Mastung (Balochi and Urdu: ), the capital of Mastung District, is a town in the Balochistan province of Pakistan. It is located at 29°48'0N 66°50'60E and has an altitude of 1701 metres (5583 feet). The town is also the administrative centre of Mastung Tehsil, an administrative subdivision of the district – the town itself is administratively subdivided into two Union Councils.

Mastung is located in Sarawan which is a division of the princely state of Kalat, the Chief Of Sarawan himself is from Mastung.

History
Mastung was known to the 10th-century geographers al-Muqaddasi and Istakhri, who both listed it among the towns in the province of Bālis, also called Bālish or Wālishtān, whose capital was Sibi.

The Ain-i-Akbari, written during the reign of the Mughal emperor Akbar in the late 1500s, lists Mastung as one of the 24 mahals included in the Sarkar of Kandahar. At that time, Mastung was defended by a mud brick fort and produced a yearly revenue of 10 tumans and 8,000 dinars in cash alongside 470 kharwars of grain. Its population was a mixture of Afghans and Balochs.

A block of data
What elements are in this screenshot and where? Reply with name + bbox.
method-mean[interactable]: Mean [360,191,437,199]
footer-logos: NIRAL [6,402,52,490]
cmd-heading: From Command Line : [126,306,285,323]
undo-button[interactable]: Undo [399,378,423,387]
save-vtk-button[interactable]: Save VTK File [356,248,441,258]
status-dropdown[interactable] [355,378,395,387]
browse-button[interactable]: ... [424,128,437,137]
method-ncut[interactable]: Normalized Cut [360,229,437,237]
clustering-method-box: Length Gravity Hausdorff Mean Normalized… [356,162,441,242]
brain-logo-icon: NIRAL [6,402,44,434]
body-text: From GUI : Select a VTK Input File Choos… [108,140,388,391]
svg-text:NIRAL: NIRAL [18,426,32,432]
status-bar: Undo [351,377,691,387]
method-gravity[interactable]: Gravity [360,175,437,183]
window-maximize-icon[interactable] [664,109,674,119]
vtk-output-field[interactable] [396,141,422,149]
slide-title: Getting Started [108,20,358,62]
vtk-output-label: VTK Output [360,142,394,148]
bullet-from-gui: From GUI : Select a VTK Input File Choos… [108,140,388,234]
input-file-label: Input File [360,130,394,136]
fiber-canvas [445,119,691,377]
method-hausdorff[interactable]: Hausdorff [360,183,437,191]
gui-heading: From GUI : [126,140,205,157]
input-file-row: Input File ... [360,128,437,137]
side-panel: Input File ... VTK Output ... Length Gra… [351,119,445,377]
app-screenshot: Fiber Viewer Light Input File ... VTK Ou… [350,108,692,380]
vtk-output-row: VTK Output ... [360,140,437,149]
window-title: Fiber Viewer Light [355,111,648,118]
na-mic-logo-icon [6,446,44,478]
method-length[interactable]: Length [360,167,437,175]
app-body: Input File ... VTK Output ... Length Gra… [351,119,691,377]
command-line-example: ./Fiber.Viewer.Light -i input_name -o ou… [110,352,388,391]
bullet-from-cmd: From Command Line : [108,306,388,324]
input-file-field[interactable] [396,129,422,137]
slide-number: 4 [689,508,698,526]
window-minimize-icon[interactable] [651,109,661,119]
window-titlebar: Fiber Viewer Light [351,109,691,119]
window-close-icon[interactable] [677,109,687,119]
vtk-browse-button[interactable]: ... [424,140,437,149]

EXERCISE TASKS —
A: Translate this sentence from the text about Mastung into Spanish: "Its population was a mixture of Afghans and Balochs."
B: From the text about Mastung, write out the part that begins with the words "Mastung is located" and ends with "Afghans and Balochs.".

IN RESPONSE —
A: Su población era una mezcla de afganos y baluchis.

B:
Mastung is located in Sarawan which is a division of the princely state of Kalat, the Chief Of Sarawan himself is from Mastung.

History
Mastung was known to the 10th-century geographers al-Muqaddasi and Istakhri, who both listed it among the towns in the province of Bālis, also called Bālish or Wālishtān, whose capital was Sibi.

The Ain-i-Akbari, written during the reign of the Mughal emperor Akbar in the late 1500s, lists Mastung as one of the 24 mahals included in the Sarkar of Kandahar. At that time, Mastung was defended by a mud brick fort and produced a yearly revenue of 10 tumans and 8,000 dinars in cash alongside 470 kharwars of grain. Its population was a mixture of Afghans and Balochs.